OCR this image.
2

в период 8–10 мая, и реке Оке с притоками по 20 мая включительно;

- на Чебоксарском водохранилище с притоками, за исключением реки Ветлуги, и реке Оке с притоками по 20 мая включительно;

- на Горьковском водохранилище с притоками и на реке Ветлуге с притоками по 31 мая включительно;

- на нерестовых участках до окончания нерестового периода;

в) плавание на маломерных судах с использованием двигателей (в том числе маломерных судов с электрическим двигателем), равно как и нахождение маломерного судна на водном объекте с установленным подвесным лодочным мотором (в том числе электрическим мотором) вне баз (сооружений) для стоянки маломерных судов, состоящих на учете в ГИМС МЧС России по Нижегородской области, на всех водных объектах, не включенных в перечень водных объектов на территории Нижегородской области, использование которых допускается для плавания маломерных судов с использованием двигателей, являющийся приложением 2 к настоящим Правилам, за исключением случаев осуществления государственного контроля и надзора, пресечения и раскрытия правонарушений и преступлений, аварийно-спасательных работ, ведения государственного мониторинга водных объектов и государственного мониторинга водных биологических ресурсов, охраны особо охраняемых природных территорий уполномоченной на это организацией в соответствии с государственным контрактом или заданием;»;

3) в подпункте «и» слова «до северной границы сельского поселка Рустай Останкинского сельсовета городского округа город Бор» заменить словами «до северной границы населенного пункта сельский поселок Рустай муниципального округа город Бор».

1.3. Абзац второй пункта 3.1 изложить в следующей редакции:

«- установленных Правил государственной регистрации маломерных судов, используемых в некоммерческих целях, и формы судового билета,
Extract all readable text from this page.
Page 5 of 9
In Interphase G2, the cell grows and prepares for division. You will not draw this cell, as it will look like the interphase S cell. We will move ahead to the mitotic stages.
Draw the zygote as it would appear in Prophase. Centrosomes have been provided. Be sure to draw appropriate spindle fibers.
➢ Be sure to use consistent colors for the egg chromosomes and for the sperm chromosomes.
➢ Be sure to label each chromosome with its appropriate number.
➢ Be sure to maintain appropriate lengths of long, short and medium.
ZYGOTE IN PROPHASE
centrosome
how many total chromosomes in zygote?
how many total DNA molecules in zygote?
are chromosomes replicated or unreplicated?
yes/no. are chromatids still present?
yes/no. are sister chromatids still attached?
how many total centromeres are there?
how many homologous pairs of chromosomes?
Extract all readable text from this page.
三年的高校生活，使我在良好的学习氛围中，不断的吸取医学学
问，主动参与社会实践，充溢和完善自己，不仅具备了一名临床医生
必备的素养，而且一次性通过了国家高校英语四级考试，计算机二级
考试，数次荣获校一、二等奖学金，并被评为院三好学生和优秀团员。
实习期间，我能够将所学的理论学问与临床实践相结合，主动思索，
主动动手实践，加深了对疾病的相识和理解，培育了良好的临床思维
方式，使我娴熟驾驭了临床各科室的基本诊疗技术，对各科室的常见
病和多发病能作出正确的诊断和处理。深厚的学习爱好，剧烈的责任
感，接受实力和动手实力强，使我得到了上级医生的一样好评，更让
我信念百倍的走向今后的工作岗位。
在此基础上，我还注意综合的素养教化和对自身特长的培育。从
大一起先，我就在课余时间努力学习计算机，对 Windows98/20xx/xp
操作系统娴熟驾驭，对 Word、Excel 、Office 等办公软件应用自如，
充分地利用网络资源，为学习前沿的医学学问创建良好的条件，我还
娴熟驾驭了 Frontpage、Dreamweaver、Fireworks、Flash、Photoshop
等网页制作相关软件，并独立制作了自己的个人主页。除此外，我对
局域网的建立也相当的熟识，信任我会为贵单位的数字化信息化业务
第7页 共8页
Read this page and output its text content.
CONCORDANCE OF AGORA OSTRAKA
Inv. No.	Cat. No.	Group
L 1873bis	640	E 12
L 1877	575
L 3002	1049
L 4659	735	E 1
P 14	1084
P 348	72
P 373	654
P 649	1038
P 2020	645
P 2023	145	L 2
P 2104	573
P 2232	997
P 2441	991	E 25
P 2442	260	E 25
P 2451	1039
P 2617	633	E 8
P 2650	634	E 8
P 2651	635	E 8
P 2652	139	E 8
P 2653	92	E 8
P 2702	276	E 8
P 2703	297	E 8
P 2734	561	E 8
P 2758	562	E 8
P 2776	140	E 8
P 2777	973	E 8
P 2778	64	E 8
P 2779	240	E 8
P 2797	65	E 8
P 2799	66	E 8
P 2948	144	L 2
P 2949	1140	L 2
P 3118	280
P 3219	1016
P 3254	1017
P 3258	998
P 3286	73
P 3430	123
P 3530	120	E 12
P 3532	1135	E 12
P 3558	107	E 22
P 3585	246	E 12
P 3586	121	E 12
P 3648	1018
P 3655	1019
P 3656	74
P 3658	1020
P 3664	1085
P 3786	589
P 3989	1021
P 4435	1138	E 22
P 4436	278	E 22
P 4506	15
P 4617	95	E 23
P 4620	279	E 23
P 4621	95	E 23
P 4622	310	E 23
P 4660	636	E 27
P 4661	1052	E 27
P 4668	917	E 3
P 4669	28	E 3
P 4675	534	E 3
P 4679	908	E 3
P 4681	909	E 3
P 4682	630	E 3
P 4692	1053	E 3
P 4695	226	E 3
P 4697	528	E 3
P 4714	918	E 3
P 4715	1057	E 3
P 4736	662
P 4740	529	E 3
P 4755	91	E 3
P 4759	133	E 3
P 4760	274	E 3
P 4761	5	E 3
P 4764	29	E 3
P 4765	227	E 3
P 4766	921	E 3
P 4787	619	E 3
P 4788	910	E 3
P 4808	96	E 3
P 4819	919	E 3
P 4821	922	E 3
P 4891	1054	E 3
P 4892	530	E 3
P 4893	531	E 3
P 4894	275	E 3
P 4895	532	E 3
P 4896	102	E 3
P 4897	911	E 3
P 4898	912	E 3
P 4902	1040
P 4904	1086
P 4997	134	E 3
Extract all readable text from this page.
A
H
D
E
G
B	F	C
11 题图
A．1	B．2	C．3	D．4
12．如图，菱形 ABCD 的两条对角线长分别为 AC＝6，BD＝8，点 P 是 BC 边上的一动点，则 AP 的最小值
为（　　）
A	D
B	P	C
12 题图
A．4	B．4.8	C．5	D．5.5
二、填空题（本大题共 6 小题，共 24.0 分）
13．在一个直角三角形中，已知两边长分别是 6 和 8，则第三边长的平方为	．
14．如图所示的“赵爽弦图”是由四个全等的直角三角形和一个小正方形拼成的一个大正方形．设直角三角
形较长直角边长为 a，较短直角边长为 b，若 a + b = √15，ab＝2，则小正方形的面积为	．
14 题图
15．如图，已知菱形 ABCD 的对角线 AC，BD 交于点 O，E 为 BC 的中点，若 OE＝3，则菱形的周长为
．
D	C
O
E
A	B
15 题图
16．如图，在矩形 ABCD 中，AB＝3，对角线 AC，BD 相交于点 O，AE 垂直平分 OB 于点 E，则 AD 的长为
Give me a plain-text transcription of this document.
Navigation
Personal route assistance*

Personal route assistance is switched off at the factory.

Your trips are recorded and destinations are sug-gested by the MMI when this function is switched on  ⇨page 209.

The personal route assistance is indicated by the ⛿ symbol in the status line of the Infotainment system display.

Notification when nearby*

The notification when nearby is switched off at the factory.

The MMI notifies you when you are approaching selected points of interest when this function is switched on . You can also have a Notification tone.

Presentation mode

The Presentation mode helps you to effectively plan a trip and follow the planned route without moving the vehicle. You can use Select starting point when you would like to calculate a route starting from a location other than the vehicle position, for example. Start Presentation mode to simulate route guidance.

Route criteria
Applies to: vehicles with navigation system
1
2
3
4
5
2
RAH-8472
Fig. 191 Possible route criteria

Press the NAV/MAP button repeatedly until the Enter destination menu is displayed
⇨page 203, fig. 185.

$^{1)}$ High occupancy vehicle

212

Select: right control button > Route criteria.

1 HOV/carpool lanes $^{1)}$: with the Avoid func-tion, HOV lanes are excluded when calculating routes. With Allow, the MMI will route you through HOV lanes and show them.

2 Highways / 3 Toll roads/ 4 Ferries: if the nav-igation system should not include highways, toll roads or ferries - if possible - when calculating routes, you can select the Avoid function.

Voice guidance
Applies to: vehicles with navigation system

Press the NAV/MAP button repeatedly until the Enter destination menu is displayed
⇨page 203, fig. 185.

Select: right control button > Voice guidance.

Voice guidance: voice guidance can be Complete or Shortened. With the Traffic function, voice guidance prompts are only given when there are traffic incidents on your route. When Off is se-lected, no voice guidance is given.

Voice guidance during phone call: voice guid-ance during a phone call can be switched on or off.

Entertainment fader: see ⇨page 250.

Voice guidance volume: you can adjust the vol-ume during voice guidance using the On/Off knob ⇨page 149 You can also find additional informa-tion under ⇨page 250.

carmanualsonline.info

☆ ☆ ☆ ☆ ☆

TASK ▸
Select the lines from the entries that include the word "assistance".

FINAL RESULT ▸
Personal route assistance*
Personal route assistance is switched off at the factory.
The personal route assistance is indicated by the ⛿ symbol in the status line of the Infotainment system display.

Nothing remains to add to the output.